> **Task material**:

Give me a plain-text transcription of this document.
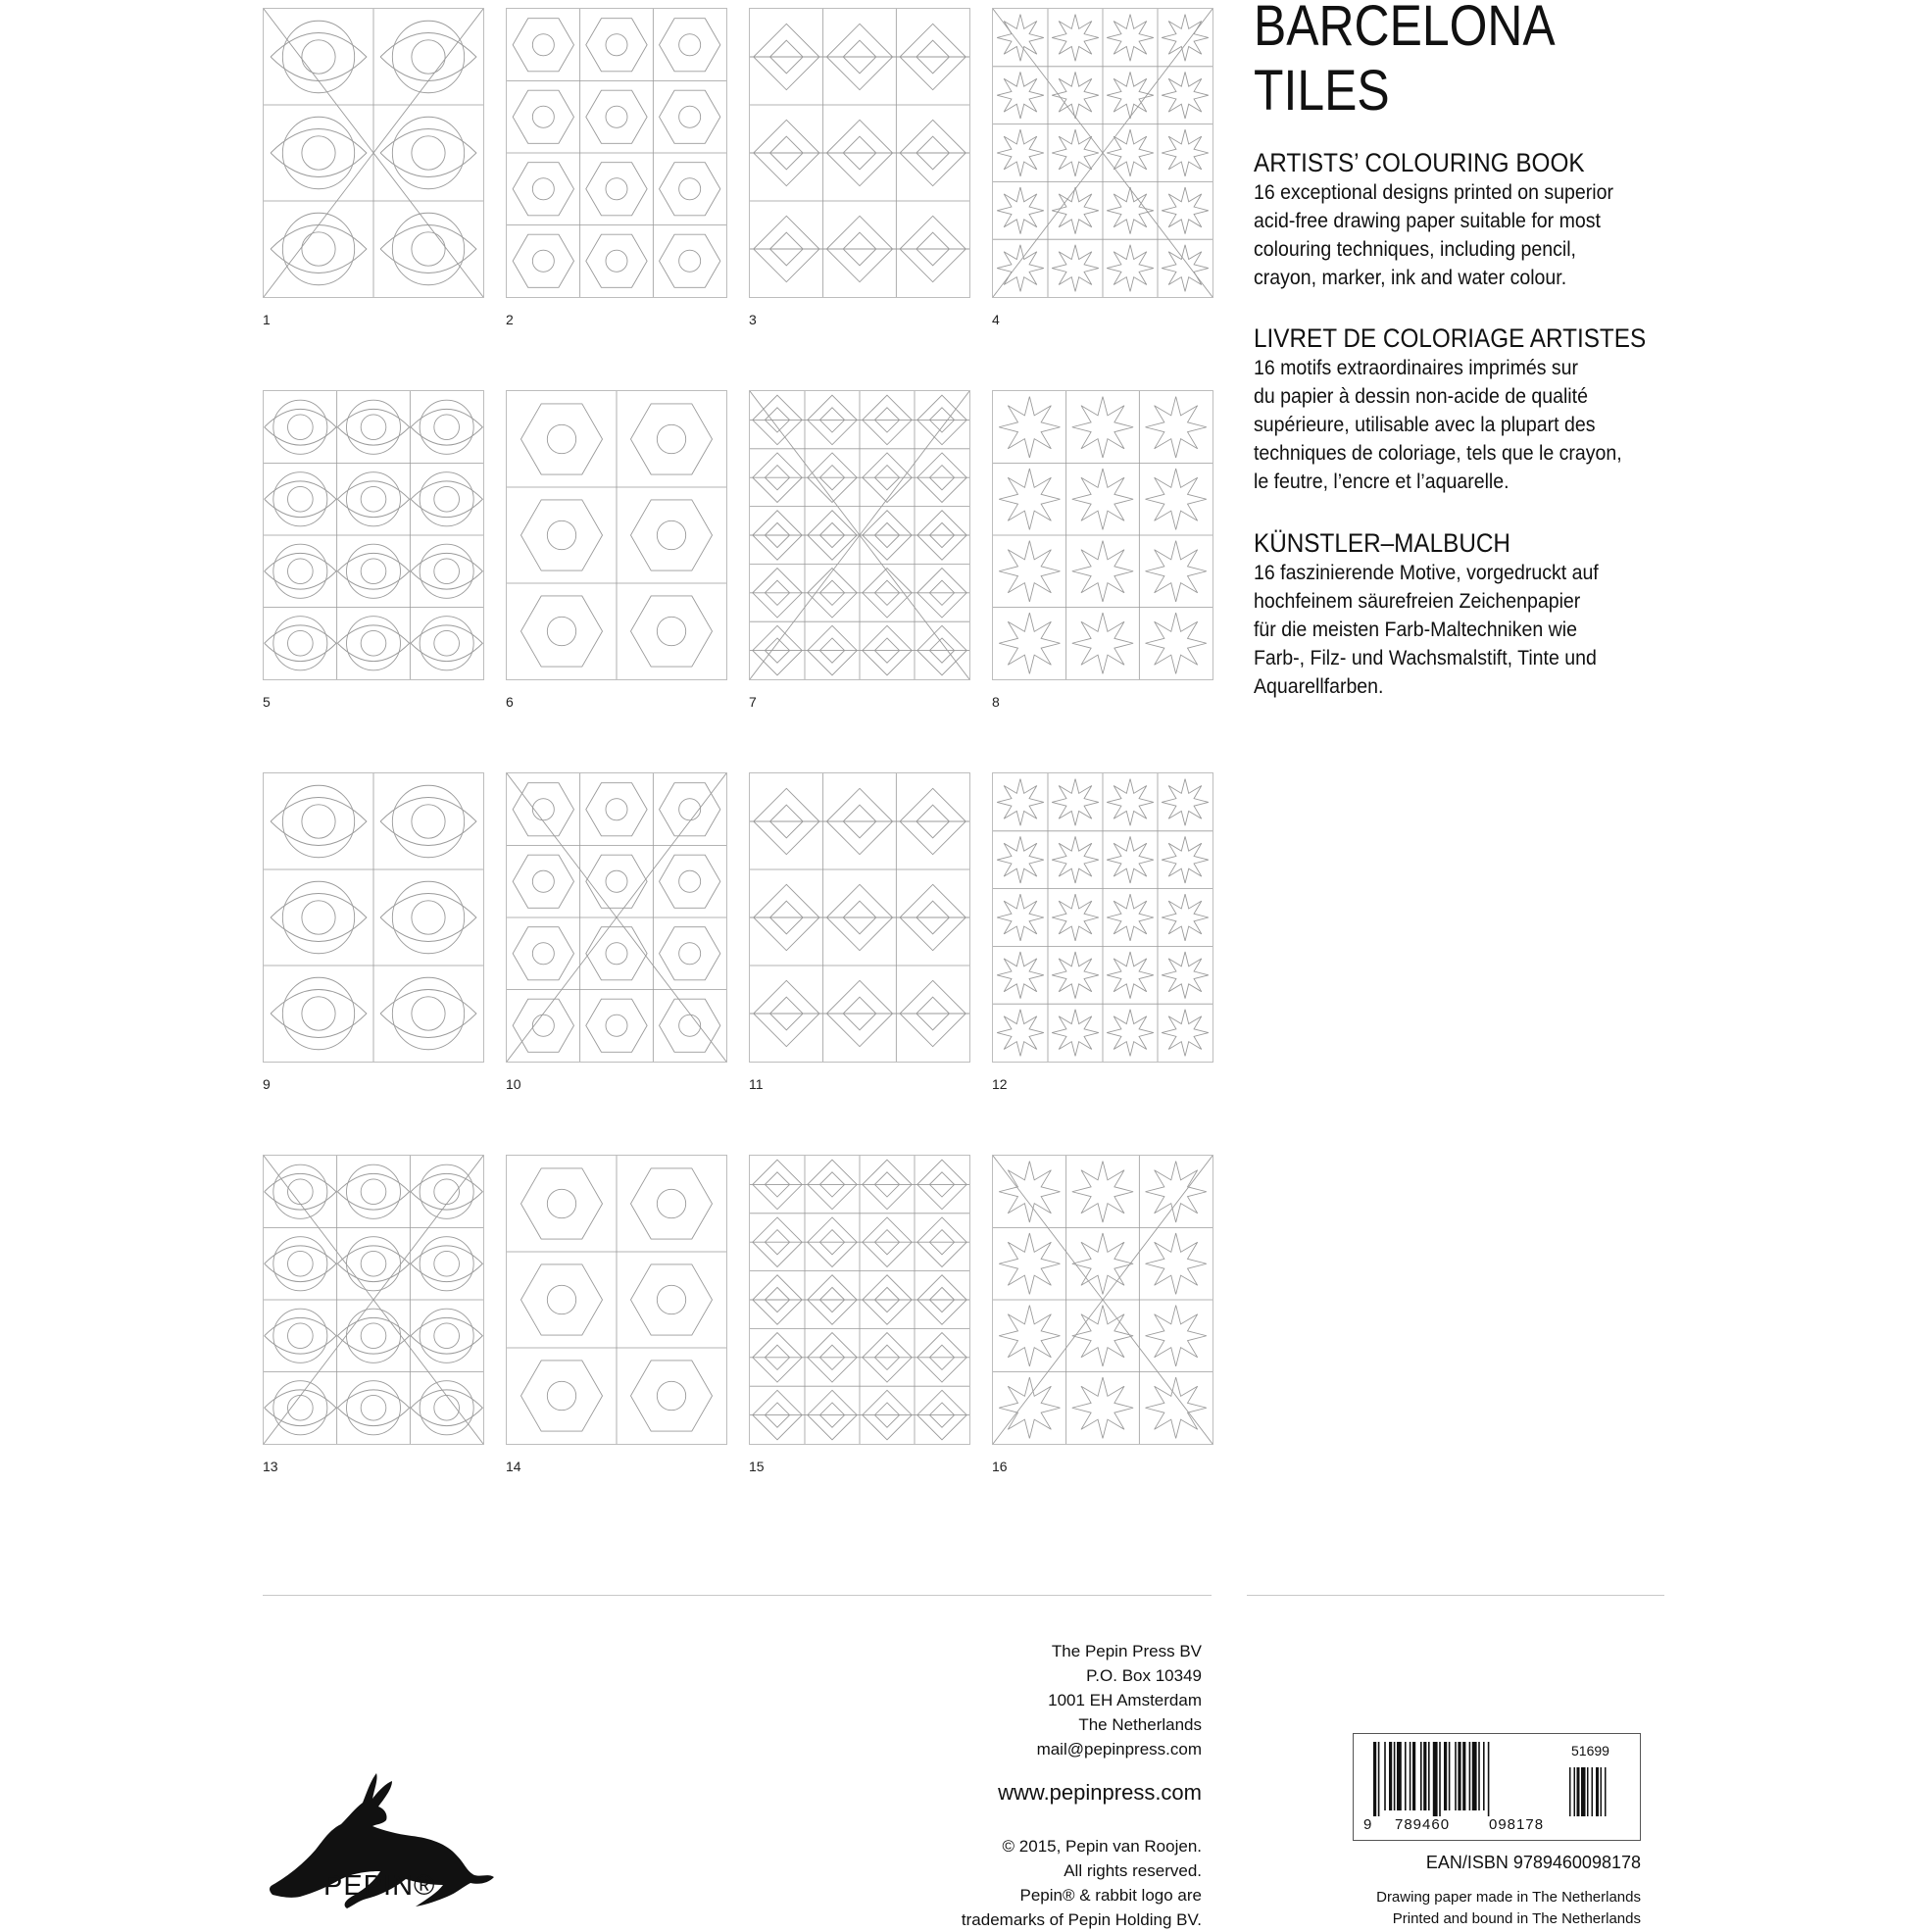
1	2	3	4
5	6	7	8
9	10	11	12
13	14	15	16
BARCELONA
TILES
ARTISTS’ COLOURING BOOK

16 exceptional designs printed on superior
acid-free drawing paper suitable for most
colouring techniques, including pencil,
crayon, marker, ink and water colour.

LIVRET DE COLORIAGE ARTISTES

16 motifs extraordinaires imprimés sur
du papier à dessin non-acide de qualité
supérieure, utilisable avec la plupart des
techniques de coloriage, tels que le crayon,
le feutre, l’encre et l’aquarelle.

KÜNSTLER–MALBUCH

16 faszinierende Motive, vorgedruckt auf
hochfeinem säurefreien Zeichenpapier
für die meisten Farb-Maltechniken wie
Farb-, Filz- und Wachsmalstift, Tinte und
Aquarellfarben.

The Pepin Press BV
P.O. Box 10349
1001 EH Amsterdam
The Netherlands
mail@pepinpress.com
www.pepinpress.com
© 2015, Pepin van Roojen.
All rights reserved.
Pepin® & rabbit logo are
trademarks of Pepin Holding BV.
PEPIN®
9 789460	098178
51699
EAN/ISBN 9789460098178
Drawing paper made in The Netherlands
Printed and bound in The Netherlands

> **Aim**:
Check each line above for "techniques" and return the ones that have it.

> **Full response**:
colouring techniques, including pencil,
techniques de coloriage, tels que le crayon,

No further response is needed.